From the data that follows, copy every line holding the string "this".
=== STORED DATA ===
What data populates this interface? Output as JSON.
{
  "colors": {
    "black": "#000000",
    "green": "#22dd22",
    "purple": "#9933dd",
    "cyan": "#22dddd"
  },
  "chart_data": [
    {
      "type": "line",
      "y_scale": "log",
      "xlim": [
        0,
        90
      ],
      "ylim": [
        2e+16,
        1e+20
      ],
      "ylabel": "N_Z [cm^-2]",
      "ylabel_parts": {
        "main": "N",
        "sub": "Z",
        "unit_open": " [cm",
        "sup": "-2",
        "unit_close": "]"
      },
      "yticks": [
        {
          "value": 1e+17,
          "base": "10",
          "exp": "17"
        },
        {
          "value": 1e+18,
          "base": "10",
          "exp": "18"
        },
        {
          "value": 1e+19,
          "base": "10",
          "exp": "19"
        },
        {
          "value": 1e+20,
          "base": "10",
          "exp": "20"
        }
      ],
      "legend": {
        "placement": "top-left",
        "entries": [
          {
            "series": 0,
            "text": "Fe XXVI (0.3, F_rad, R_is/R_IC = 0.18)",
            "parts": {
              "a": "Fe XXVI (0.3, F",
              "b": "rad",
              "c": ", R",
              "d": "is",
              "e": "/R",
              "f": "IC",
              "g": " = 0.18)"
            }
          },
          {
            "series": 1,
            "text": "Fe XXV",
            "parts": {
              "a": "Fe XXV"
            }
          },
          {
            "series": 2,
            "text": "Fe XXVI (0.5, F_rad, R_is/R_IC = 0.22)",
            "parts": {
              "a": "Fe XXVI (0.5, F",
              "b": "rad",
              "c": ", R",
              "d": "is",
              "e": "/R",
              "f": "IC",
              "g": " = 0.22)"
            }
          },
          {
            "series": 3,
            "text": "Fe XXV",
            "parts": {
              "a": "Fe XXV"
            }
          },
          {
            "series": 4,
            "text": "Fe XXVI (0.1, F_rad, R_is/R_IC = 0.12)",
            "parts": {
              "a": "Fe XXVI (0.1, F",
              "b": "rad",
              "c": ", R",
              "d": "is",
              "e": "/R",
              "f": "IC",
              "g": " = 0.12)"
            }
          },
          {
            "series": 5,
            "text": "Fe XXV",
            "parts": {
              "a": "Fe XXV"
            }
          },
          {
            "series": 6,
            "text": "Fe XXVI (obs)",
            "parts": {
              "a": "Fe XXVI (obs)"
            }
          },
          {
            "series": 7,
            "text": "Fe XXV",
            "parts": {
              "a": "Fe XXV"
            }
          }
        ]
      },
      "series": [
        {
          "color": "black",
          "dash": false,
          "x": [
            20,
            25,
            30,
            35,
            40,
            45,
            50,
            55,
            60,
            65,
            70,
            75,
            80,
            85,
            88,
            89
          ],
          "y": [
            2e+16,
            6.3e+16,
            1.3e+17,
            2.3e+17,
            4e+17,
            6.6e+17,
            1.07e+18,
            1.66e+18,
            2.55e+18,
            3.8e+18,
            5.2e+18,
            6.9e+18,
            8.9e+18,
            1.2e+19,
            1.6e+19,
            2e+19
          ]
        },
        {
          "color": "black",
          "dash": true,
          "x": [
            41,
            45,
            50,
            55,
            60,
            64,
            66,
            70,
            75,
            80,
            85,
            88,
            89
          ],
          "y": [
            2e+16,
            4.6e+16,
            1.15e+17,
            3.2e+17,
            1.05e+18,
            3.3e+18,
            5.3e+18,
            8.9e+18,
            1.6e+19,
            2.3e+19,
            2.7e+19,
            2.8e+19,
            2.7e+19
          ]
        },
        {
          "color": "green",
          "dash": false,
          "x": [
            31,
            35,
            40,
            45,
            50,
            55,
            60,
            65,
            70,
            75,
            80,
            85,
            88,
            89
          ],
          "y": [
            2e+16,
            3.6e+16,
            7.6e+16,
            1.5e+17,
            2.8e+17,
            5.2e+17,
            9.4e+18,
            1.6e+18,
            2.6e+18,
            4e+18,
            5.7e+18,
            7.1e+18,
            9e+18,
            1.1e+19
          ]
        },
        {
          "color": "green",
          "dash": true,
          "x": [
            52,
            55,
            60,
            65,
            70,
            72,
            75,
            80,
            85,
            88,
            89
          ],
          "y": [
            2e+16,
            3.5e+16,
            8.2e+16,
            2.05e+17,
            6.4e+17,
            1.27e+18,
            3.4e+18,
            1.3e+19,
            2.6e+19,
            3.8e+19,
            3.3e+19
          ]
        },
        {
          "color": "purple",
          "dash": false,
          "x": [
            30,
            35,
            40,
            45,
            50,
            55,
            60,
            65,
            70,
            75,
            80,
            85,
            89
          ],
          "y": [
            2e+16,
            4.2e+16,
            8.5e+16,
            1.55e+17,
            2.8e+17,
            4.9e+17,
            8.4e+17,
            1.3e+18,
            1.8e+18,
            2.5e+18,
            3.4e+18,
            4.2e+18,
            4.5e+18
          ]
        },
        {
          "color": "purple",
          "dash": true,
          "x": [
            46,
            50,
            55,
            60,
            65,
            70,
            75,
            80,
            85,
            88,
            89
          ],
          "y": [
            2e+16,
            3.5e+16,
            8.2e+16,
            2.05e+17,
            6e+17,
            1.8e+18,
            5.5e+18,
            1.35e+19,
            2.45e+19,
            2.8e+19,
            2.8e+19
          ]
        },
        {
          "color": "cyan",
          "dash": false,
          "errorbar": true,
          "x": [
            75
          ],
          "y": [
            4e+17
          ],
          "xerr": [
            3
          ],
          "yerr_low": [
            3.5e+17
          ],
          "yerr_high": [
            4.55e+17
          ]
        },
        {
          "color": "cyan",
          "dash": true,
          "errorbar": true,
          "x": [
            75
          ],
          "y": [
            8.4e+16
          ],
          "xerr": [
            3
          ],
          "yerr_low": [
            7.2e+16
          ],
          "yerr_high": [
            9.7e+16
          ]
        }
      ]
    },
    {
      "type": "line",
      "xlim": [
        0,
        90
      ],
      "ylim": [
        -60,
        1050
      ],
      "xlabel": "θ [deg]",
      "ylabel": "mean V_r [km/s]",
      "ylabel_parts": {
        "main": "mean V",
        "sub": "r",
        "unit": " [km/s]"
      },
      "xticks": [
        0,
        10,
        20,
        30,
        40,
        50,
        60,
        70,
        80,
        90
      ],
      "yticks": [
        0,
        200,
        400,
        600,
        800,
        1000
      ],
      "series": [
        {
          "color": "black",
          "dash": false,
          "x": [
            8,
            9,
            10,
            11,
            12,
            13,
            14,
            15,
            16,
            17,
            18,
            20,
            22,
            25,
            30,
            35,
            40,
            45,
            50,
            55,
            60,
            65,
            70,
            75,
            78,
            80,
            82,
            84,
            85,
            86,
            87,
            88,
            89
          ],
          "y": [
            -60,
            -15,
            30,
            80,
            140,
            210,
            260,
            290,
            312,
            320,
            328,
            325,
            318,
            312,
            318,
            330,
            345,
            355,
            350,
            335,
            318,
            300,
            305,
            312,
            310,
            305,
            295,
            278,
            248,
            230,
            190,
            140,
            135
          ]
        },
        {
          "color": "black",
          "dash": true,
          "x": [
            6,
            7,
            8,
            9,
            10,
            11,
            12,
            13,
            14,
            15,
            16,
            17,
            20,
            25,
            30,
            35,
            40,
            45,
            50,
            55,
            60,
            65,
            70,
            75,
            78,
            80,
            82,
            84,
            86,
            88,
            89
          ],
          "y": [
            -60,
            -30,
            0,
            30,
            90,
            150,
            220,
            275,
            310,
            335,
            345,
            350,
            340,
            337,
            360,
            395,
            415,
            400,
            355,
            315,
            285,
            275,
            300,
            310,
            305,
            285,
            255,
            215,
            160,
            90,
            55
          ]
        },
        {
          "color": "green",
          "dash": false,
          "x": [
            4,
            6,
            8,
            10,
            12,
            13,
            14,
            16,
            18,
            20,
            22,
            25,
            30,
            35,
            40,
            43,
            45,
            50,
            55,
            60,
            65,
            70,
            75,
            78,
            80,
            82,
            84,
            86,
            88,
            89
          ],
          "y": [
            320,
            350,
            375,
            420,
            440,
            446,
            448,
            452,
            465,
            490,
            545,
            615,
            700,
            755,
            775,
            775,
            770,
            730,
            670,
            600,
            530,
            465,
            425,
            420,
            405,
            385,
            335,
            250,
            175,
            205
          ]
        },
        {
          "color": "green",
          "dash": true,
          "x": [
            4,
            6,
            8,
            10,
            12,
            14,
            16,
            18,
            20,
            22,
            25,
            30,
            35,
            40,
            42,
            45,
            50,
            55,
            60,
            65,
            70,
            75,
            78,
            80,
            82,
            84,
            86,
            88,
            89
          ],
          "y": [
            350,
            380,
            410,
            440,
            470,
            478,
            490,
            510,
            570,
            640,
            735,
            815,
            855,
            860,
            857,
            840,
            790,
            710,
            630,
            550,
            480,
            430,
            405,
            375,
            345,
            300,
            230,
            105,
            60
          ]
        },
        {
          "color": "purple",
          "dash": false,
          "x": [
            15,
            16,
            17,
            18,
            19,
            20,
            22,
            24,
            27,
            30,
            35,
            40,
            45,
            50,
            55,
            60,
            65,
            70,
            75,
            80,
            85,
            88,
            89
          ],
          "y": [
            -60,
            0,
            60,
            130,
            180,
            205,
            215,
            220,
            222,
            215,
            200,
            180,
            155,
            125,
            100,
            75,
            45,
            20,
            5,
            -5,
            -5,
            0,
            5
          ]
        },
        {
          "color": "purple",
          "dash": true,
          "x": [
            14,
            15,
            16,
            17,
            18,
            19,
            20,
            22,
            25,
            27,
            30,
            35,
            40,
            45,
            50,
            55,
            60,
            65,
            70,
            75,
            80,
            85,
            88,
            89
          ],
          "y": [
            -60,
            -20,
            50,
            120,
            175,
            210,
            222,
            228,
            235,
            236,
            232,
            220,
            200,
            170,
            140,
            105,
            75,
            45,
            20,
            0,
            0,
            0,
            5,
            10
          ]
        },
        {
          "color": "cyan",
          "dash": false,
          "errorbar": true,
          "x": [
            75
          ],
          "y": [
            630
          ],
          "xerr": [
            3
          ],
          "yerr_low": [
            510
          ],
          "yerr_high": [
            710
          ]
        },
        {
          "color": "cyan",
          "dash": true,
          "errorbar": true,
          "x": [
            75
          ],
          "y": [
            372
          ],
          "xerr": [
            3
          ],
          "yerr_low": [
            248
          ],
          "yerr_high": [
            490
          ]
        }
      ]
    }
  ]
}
===
=== STORED DATA ===
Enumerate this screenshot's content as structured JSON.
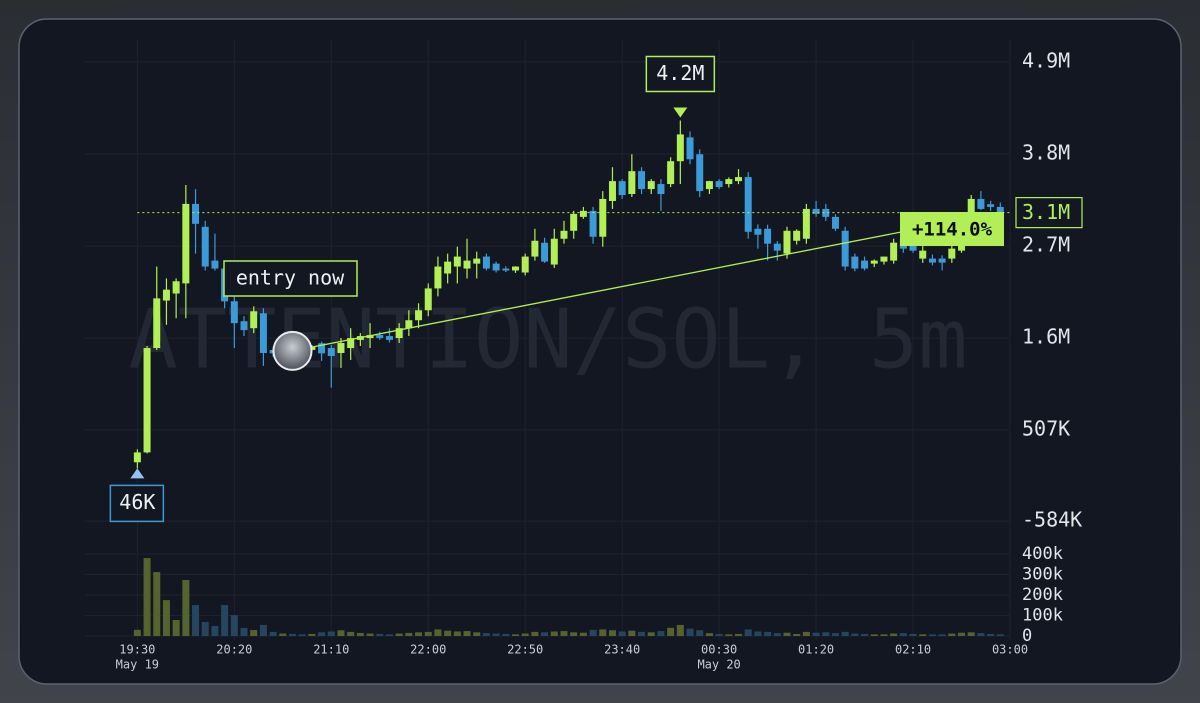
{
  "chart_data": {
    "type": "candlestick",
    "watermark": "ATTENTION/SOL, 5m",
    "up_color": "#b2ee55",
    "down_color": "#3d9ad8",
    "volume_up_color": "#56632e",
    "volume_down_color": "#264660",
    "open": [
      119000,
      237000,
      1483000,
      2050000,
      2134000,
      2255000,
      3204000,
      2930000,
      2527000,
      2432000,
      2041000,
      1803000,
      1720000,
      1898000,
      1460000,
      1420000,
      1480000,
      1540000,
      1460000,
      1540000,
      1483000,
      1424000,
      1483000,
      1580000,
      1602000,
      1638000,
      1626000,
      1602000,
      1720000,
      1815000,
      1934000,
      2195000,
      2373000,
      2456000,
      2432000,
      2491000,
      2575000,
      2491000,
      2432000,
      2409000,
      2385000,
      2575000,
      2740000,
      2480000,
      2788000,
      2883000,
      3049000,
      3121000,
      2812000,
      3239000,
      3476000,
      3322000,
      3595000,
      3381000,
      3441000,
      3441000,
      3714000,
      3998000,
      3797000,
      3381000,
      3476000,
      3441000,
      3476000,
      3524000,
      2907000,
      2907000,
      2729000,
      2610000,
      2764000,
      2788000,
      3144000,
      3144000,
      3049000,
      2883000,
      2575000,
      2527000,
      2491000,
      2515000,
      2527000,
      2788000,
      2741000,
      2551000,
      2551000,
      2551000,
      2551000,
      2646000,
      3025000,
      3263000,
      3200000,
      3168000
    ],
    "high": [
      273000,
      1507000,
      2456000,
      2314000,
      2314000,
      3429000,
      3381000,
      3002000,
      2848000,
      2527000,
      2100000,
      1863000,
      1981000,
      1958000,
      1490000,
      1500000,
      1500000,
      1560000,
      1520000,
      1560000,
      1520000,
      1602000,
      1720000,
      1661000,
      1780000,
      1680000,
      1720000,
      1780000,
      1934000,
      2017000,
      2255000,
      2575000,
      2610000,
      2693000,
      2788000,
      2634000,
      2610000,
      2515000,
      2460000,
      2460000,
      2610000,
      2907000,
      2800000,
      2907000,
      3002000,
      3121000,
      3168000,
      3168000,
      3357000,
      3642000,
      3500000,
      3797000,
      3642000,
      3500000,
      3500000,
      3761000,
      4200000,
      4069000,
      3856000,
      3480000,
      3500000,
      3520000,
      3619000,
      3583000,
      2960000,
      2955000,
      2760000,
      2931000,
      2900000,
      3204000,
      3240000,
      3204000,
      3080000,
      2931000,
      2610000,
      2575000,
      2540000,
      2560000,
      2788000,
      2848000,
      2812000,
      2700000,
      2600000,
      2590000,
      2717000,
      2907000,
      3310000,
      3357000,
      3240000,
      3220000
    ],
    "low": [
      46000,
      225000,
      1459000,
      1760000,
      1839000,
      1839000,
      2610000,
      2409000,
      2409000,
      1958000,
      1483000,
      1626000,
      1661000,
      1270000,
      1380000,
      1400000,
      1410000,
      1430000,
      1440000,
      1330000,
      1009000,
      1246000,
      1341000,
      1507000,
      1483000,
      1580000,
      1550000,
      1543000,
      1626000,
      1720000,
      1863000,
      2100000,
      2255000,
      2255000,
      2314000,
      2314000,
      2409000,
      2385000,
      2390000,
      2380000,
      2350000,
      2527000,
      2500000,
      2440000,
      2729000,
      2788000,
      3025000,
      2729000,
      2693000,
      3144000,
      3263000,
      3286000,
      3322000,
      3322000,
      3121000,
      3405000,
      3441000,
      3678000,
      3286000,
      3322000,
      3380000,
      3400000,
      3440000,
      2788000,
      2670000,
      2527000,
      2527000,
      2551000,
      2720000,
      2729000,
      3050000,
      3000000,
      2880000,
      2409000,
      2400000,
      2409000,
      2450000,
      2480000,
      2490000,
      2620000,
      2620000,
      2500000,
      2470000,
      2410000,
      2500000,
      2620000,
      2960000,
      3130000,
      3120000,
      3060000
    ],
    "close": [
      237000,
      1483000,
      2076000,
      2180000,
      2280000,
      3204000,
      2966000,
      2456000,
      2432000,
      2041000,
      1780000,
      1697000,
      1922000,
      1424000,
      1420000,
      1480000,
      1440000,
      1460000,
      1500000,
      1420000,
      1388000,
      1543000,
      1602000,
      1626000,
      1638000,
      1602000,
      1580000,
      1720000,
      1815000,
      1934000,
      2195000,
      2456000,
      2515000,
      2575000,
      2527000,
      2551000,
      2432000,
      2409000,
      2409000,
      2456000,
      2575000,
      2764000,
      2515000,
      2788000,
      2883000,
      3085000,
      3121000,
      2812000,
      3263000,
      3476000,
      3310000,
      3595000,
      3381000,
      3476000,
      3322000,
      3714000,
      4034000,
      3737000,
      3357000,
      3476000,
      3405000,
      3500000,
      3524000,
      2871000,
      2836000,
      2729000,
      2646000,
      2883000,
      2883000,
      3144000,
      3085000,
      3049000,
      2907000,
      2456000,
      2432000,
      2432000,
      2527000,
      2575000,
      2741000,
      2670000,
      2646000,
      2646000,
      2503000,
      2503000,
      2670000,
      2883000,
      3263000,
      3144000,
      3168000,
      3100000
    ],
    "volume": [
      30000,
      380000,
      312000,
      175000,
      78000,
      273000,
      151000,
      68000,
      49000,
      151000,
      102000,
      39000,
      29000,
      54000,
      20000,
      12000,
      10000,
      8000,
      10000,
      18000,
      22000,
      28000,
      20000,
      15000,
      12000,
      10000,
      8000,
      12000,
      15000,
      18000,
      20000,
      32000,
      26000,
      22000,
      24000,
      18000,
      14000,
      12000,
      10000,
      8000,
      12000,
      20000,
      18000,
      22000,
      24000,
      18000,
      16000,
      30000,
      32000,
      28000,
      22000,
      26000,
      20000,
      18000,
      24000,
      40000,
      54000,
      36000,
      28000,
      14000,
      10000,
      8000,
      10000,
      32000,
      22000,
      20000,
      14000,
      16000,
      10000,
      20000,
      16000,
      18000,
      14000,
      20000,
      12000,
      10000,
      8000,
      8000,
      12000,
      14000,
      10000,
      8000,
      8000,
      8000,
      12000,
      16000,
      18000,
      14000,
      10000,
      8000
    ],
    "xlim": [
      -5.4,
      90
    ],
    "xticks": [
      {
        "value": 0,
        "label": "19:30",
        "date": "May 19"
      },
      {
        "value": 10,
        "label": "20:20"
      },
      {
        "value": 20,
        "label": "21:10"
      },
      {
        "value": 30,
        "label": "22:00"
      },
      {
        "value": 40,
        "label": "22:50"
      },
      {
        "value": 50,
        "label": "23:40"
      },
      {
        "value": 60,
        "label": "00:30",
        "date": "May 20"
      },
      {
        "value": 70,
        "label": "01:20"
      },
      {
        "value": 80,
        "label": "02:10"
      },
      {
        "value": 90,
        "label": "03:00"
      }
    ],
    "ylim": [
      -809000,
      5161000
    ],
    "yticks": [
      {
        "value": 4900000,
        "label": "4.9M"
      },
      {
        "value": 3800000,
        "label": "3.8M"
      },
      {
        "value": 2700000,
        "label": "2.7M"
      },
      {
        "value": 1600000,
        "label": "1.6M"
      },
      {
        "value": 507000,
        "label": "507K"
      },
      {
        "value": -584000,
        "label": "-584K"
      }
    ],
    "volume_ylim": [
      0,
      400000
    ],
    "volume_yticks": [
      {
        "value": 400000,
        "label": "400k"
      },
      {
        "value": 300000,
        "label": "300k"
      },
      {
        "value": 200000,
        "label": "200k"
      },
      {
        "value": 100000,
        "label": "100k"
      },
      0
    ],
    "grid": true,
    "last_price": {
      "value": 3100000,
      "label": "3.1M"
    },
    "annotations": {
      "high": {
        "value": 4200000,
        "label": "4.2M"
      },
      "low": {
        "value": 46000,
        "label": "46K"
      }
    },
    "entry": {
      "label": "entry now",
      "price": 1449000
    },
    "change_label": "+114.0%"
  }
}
===
» RIGHT ANSWER
What data populates this interface? Output as JSON.
Enumerate this screenshot's content as structured JSON.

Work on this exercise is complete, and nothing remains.